* Exercise directions:
Below are entries. Pull out all lines containing "ورزشی".

Recorded data:
** START **
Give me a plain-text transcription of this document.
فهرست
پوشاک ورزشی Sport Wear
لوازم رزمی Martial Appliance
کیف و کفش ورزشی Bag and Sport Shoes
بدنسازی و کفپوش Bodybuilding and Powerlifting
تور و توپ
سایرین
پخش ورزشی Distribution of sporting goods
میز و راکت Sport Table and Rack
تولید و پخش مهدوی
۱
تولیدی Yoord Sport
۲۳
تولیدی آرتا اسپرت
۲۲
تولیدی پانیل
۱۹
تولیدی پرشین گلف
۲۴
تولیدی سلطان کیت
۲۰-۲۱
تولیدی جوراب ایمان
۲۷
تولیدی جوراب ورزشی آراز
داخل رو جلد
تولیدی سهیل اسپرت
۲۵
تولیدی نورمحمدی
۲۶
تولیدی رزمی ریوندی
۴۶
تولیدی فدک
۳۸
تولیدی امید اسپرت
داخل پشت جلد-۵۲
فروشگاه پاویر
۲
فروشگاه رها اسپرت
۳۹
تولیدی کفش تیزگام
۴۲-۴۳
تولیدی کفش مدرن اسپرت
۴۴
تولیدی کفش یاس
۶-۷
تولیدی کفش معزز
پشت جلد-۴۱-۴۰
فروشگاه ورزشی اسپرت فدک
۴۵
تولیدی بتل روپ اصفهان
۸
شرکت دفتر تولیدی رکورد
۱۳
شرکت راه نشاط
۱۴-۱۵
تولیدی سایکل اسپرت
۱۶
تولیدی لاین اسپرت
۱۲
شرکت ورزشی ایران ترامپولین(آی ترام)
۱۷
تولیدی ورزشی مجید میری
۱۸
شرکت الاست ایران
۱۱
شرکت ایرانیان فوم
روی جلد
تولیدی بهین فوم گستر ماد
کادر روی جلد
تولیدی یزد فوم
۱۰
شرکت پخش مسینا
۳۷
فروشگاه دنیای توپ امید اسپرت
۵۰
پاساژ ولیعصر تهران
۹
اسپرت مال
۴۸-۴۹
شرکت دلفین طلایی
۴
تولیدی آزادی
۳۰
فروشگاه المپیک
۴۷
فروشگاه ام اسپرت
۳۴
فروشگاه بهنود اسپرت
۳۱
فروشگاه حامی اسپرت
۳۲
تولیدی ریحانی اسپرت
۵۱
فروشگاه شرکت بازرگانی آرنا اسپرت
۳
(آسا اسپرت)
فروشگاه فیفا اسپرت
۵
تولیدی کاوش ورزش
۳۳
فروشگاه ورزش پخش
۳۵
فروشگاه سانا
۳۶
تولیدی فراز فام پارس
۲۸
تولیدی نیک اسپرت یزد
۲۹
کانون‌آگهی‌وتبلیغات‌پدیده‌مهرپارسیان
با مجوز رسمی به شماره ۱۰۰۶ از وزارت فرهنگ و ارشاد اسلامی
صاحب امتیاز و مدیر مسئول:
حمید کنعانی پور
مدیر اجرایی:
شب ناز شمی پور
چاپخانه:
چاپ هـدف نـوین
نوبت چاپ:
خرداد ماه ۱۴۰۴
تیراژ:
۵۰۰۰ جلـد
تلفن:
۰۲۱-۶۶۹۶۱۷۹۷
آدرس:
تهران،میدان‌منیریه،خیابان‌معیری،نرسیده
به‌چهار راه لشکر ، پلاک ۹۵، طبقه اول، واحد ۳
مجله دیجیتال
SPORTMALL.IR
** END **
* Result of the task:
پوشاک ورزشی Sport Wear
کیف و کفش ورزشی Bag and Sport Shoes
پخش ورزشی Distribution of sporting goods
تولیدی جوراب ورزشی آراز
فروشگاه ورزشی اسپرت فدک
شرکت ورزشی ایران ترامپولین(آی ترام)
تولیدی ورزشی مجید میری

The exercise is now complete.